■ SET PROBLEM ■
Look through the listing below and give the number of lines that hold "ffffff". Say nothing more.

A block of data
______
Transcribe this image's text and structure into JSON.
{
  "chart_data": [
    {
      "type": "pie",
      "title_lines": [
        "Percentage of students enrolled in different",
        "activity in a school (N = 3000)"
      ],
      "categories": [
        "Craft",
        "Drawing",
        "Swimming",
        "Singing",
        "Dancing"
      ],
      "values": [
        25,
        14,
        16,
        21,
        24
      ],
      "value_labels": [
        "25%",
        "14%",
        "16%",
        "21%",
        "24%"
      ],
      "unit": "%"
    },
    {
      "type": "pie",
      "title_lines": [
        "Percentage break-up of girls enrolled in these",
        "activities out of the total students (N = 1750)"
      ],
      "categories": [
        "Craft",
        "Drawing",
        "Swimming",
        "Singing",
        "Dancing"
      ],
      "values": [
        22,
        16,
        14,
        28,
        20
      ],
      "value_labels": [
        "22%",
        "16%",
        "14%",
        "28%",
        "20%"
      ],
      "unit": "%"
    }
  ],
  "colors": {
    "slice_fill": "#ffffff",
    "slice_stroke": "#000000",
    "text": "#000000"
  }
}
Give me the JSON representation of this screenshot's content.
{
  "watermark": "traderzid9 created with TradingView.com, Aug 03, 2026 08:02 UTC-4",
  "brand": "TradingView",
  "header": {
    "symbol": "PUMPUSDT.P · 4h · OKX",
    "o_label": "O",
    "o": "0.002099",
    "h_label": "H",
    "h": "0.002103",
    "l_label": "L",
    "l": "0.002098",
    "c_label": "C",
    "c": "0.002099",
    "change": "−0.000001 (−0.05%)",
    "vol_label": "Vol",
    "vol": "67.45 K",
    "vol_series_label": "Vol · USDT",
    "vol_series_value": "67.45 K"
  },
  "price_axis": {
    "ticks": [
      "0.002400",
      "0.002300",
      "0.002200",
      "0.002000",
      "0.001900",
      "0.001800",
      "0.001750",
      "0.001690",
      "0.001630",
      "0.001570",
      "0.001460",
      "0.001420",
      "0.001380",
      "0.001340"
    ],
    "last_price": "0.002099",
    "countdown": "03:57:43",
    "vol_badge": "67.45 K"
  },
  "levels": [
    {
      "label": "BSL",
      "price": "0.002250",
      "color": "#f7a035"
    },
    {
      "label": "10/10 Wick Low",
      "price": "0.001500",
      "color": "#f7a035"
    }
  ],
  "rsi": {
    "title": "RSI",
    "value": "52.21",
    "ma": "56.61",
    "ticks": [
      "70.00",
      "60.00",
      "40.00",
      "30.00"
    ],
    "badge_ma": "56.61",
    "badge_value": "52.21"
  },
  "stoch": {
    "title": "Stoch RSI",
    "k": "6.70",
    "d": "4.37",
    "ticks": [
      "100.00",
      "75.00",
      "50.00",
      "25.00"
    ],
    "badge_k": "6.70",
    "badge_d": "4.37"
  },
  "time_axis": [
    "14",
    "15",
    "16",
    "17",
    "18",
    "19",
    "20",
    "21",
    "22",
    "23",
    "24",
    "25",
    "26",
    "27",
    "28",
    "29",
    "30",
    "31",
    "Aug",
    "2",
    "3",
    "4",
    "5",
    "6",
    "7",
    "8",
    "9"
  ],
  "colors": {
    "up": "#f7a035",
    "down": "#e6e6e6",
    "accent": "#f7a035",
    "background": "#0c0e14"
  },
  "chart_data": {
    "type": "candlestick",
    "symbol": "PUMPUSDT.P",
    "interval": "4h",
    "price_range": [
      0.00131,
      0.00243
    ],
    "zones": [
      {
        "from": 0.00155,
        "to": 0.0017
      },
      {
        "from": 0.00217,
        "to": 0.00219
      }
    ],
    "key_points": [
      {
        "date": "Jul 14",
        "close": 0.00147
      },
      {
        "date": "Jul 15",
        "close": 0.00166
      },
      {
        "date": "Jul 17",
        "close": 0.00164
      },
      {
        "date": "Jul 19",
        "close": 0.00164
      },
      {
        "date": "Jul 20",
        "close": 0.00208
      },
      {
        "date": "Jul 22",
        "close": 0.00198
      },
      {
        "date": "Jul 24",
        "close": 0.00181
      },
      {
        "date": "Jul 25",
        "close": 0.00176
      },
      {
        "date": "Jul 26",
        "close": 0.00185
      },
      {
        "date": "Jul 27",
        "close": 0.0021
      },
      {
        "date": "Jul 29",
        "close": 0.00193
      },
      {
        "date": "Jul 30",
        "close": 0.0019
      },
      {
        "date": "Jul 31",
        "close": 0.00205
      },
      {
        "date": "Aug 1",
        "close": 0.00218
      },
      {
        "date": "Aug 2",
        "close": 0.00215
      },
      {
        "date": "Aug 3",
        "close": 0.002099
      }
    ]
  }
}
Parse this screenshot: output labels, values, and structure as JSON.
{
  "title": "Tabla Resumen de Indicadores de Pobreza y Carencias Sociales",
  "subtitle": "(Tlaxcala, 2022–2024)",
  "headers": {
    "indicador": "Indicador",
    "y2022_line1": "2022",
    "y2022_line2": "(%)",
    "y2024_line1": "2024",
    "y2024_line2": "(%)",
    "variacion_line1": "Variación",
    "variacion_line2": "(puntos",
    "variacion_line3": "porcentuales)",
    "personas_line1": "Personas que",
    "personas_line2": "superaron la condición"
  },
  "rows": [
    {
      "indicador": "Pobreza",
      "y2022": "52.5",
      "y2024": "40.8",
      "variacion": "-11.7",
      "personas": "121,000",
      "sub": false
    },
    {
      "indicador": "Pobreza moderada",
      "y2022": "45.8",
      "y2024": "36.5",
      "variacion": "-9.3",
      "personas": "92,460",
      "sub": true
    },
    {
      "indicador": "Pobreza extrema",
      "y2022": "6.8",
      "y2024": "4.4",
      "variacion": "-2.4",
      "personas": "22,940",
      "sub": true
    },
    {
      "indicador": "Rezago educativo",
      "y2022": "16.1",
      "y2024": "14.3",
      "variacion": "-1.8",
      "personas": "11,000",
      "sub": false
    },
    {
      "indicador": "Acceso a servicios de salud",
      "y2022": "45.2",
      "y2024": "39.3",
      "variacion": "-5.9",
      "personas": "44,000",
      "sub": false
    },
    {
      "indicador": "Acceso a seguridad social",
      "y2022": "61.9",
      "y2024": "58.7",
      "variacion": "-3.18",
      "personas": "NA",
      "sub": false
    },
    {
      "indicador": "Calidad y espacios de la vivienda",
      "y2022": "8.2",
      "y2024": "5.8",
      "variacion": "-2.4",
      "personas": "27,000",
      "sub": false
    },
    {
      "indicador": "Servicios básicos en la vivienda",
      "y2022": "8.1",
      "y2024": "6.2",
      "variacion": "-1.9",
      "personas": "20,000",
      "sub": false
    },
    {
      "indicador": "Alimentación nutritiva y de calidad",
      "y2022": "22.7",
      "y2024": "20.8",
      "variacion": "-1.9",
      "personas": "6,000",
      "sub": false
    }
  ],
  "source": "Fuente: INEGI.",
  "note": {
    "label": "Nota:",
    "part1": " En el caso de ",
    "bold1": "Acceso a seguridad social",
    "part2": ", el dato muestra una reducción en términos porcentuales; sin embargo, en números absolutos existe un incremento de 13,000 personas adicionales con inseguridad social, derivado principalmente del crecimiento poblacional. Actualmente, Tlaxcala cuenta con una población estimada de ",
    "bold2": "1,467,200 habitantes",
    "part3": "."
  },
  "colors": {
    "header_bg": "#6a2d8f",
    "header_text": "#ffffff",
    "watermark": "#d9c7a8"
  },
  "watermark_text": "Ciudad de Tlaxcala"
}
______
■ COMPLETED TASK ■
2